### TASK DETAILS
Locate the line containing "Read out every word on this page.", then please write out that line and all the lines below it in the entries exactly.

Stored records
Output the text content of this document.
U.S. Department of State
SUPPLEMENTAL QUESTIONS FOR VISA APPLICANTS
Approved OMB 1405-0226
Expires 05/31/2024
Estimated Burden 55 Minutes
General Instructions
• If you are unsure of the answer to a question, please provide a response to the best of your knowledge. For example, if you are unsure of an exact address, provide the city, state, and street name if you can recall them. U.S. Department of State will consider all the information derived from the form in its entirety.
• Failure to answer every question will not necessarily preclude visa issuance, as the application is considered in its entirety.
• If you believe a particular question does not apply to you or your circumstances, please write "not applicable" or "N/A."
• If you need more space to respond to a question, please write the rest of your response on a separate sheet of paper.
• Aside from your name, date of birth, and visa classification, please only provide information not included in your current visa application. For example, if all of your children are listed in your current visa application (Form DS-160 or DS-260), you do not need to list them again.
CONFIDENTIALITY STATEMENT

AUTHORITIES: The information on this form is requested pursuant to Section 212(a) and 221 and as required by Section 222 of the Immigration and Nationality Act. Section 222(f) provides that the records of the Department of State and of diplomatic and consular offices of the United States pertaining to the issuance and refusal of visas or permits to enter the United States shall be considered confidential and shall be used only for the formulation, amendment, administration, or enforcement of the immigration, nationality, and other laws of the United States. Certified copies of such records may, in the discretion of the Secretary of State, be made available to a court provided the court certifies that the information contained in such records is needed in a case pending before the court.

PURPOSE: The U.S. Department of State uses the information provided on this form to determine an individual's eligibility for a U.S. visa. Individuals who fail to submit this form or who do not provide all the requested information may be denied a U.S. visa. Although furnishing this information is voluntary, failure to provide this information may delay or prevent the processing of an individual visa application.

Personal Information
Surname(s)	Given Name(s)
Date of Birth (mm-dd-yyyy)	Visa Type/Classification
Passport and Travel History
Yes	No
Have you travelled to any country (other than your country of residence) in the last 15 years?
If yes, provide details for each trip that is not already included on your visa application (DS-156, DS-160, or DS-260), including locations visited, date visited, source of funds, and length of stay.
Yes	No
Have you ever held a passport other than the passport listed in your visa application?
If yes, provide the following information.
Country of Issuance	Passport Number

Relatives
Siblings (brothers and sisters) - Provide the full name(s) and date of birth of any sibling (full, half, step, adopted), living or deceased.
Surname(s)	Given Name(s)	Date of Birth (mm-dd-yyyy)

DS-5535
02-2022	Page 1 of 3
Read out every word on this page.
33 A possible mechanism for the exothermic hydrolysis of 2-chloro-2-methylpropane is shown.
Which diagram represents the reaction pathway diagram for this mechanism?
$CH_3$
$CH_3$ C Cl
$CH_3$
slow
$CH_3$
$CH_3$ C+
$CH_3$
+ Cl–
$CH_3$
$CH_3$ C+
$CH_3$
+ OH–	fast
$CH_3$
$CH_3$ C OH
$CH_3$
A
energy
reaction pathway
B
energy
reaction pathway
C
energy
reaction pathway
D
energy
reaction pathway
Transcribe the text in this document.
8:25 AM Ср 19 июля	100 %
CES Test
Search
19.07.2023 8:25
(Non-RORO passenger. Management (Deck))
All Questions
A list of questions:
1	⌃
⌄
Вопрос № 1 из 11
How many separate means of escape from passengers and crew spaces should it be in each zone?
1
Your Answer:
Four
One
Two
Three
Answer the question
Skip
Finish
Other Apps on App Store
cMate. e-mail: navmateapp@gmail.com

### FINAL ANSWER
Read out every word on this page.
33 A possible mechanism for the exothermic hydrolysis of 2-chloro-2-methylpropane is shown.
Which diagram represents the reaction pathway diagram for this mechanism?
$CH_3$
$CH_3$ C Cl
$CH_3$
slow
$CH_3$
$CH_3$ C+
$CH_3$
+ Cl–
$CH_3$
$CH_3$ C+
$CH_3$
+ OH–	fast
$CH_3$
$CH_3$ C OH
$CH_3$
A
energy
reaction pathway
B
energy
reaction pathway
C
energy
reaction pathway
D
energy
reaction pathway
Transcribe the text in this document.
8:25 AM Ср 19 июля	100 %
CES Test
Search
19.07.2023 8:25
(Non-RORO passenger. Management (Deck))
All Questions
A list of questions:
1	⌃
⌄
Вопрос № 1 из 11
How many separate means of escape from passengers and crew spaces should it be in each zone?
1
Your Answer:
Four
One
Two
Three
Answer the question
Skip
Finish
Other Apps on App Store
cMate. e-mail: navmateapp@gmail.com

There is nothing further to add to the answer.